__INSTRUCTIONS FOR THE TASK__. Locate every line below that contains the word "والخدمات" and copy it.

__Source records__.
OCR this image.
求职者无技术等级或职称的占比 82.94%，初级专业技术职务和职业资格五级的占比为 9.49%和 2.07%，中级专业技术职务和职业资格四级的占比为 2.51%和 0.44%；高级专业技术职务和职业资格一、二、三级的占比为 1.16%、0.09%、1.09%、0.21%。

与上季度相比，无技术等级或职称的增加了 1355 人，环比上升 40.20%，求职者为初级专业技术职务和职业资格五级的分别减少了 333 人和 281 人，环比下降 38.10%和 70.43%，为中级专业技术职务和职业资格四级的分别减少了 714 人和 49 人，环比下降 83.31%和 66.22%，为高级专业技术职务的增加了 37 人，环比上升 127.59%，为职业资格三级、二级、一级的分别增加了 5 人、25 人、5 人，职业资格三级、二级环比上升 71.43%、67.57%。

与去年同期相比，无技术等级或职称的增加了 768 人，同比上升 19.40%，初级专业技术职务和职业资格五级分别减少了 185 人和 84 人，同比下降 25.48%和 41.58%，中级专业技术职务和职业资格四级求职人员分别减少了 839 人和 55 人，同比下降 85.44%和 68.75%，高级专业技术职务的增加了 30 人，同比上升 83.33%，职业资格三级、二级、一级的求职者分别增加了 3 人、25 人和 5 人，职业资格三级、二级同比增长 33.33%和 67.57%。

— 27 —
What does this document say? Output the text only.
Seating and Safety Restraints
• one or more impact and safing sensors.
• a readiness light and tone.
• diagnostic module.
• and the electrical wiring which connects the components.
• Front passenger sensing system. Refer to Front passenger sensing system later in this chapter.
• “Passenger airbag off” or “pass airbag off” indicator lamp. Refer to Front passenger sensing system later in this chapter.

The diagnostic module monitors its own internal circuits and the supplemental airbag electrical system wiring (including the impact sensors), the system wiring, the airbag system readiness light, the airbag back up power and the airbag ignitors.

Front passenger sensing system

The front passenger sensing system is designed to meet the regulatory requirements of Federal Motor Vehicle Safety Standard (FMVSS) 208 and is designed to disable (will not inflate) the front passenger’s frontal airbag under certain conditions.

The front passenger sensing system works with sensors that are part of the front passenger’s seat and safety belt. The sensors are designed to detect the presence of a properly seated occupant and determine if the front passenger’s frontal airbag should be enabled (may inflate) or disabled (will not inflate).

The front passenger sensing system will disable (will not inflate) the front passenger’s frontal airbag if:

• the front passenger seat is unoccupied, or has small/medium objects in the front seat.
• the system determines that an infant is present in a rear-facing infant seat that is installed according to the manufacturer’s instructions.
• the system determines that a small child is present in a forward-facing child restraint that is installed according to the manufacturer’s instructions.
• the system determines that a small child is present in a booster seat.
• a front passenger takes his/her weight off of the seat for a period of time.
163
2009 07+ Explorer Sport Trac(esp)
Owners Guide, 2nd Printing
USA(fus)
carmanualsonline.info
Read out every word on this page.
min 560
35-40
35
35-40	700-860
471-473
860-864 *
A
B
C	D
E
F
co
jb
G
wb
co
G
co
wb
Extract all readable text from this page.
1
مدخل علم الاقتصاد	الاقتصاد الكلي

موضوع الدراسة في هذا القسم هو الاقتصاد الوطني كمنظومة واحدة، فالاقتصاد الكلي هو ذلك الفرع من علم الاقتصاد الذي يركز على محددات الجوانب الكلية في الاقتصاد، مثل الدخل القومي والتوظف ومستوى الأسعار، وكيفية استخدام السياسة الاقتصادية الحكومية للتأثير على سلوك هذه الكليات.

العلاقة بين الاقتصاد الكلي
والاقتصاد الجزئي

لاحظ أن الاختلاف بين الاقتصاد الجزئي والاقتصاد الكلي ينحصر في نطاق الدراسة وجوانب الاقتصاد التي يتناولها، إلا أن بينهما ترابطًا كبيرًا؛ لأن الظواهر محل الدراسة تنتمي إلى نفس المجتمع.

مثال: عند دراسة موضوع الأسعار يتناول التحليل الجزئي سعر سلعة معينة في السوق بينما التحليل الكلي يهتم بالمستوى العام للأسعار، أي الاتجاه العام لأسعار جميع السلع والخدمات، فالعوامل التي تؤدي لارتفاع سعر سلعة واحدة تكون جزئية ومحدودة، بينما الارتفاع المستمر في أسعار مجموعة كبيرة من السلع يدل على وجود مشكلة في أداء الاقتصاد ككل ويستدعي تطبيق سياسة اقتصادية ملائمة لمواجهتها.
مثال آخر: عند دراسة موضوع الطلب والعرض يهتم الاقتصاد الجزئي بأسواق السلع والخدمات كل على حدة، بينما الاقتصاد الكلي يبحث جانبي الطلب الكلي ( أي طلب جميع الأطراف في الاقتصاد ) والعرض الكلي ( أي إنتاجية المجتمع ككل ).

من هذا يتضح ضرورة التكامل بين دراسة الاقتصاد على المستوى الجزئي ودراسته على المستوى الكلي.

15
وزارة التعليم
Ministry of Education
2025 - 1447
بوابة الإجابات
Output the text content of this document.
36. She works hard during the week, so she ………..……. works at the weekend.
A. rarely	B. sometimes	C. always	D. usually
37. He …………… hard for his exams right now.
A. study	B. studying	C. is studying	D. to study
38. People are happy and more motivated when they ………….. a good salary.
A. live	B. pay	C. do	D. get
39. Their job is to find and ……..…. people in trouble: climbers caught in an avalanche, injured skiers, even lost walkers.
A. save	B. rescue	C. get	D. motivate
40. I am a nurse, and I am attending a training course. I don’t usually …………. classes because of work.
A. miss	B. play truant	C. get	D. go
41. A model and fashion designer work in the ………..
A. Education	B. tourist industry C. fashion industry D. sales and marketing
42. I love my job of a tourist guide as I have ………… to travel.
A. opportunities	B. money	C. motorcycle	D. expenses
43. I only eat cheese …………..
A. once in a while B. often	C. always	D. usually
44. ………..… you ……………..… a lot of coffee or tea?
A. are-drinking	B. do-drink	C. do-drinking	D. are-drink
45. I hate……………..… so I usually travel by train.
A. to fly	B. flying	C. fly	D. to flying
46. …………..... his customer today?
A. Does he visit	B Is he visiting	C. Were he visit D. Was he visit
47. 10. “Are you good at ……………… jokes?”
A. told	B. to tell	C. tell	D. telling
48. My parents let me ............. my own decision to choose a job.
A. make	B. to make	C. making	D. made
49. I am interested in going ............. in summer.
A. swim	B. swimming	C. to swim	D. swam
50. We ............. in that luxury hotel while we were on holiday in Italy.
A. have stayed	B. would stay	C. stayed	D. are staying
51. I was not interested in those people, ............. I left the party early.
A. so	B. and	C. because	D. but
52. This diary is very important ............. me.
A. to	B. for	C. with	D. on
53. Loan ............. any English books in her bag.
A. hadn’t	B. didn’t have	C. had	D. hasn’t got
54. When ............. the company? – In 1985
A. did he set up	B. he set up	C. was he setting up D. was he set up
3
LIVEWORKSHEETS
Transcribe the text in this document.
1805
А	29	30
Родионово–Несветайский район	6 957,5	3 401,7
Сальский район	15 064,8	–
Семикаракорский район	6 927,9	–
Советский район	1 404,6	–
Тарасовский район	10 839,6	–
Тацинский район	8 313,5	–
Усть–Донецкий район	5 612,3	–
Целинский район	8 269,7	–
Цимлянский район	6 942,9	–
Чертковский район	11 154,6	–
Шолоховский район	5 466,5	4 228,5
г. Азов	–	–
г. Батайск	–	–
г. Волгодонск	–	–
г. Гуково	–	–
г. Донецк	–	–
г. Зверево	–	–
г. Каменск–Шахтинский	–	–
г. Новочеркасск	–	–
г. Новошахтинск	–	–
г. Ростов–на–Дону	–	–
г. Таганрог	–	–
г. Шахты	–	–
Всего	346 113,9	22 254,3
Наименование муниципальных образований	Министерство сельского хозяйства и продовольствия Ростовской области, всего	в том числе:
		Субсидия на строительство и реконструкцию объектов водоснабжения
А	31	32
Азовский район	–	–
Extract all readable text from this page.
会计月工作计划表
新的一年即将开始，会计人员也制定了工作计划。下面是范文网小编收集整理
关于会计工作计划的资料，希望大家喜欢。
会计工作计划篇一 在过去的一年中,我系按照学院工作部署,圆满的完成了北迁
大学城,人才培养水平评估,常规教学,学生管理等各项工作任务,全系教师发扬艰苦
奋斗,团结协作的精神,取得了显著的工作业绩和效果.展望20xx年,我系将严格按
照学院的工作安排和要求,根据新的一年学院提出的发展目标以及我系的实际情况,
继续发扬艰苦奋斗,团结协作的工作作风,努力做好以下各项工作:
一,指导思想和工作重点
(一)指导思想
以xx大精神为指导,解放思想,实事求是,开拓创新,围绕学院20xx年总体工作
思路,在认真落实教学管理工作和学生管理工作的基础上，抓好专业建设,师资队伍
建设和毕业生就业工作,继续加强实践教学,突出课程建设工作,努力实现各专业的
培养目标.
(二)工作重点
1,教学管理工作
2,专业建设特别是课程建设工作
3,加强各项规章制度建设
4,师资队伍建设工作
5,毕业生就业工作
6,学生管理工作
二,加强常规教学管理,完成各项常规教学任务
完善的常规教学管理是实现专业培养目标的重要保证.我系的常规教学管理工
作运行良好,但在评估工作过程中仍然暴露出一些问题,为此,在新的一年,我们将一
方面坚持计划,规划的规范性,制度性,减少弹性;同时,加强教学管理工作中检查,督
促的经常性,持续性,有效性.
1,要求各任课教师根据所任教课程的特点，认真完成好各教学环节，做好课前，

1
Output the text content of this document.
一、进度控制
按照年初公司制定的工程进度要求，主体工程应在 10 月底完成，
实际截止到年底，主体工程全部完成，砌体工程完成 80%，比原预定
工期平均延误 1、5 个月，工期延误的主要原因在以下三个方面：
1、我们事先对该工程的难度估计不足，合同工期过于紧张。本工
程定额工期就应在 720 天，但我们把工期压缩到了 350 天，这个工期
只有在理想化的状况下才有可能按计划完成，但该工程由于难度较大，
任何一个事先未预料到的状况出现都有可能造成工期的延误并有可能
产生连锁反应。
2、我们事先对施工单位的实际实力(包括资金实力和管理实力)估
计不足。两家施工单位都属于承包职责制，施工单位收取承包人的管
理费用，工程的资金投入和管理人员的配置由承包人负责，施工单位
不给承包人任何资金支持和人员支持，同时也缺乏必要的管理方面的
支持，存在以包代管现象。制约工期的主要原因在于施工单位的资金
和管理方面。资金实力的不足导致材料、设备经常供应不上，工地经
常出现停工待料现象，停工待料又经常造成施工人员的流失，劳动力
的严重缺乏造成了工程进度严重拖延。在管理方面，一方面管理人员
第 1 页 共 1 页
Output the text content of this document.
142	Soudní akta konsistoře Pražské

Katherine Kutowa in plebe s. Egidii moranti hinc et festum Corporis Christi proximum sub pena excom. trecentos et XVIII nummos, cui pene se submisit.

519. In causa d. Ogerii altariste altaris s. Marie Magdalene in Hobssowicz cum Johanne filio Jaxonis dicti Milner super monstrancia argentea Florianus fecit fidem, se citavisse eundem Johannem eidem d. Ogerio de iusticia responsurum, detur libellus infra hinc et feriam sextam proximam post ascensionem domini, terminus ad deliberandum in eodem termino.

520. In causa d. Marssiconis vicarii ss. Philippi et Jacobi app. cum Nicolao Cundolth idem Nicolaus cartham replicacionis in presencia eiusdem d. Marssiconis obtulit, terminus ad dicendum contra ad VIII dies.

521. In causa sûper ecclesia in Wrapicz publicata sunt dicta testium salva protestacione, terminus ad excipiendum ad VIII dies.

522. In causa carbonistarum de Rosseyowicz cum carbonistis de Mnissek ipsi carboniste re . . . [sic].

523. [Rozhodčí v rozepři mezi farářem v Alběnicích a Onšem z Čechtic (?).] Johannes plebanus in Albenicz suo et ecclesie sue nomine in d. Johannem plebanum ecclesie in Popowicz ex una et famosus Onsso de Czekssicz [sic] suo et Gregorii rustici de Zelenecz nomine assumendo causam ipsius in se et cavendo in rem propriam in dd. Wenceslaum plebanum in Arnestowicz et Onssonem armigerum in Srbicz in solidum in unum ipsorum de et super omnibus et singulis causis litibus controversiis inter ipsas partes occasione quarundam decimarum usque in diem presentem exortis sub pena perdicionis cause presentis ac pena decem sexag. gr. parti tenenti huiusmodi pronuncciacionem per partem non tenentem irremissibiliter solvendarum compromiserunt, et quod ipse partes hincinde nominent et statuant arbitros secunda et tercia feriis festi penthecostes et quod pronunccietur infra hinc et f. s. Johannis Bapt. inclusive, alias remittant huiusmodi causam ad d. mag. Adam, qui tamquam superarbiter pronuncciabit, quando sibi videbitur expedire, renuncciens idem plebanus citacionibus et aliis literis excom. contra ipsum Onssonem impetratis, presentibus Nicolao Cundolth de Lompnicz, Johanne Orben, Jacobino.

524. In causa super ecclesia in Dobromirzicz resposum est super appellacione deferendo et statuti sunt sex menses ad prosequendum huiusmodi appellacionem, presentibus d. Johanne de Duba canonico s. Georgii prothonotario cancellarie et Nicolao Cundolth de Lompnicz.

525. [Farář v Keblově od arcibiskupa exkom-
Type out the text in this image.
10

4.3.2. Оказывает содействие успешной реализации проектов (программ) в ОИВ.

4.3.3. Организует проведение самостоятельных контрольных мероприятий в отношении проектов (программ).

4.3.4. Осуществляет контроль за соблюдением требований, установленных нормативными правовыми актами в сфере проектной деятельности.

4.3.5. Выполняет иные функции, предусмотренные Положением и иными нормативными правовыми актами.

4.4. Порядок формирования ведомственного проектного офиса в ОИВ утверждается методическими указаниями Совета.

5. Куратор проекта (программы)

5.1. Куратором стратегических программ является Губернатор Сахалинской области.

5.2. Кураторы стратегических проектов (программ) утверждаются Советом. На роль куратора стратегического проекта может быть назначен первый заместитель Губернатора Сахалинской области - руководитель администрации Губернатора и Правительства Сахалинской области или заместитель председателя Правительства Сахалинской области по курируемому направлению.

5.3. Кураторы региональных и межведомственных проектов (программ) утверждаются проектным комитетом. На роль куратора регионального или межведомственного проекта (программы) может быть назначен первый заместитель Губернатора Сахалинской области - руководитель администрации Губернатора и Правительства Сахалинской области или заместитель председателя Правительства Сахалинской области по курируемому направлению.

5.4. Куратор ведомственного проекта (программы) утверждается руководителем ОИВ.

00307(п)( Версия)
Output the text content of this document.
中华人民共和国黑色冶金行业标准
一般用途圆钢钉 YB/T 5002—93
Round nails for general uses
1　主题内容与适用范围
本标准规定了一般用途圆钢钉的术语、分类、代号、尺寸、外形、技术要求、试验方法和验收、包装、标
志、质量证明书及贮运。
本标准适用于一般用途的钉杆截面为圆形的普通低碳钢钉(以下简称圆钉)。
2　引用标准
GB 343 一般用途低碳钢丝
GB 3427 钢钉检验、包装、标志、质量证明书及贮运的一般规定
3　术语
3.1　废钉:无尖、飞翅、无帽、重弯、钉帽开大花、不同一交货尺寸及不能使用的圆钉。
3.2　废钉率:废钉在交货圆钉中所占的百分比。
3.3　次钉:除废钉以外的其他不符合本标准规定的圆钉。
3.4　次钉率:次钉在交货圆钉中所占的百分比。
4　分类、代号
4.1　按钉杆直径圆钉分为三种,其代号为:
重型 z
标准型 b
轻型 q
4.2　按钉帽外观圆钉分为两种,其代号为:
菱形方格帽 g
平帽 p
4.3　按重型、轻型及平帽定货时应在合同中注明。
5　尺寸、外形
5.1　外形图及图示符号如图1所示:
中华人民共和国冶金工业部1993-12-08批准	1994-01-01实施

__WORKED SOLUTION__.
مثال: عند دراسة موضوع الأسعار يتناول التحليل الجزئي سعر سلعة معينة في السوق بينما التحليل الكلي يهتم بالمستوى العام للأسعار، أي الاتجاه العام لأسعار جميع السلع والخدمات، فالعوامل التي تؤدي لارتفاع سعر سلعة واحدة تكون جزئية ومحدودة، بينما الارتفاع المستمر في أسعار مجموعة كبيرة من السلع يدل على وجود مشكلة في أداء الاقتصاد ككل ويستدعي تطبيق سياسة اقتصادية ملائمة لمواجهتها.
مثال آخر: عند دراسة موضوع الطلب والعرض يهتم الاقتصاد الجزئي بأسواق السلع والخدمات كل على حدة، بينما الاقتصاد الكلي يبحث جانبي الطلب الكلي ( أي طلب جميع الأطراف في الاقتصاد ) والعرض الكلي ( أي إنتاجية المجتمع ككل ).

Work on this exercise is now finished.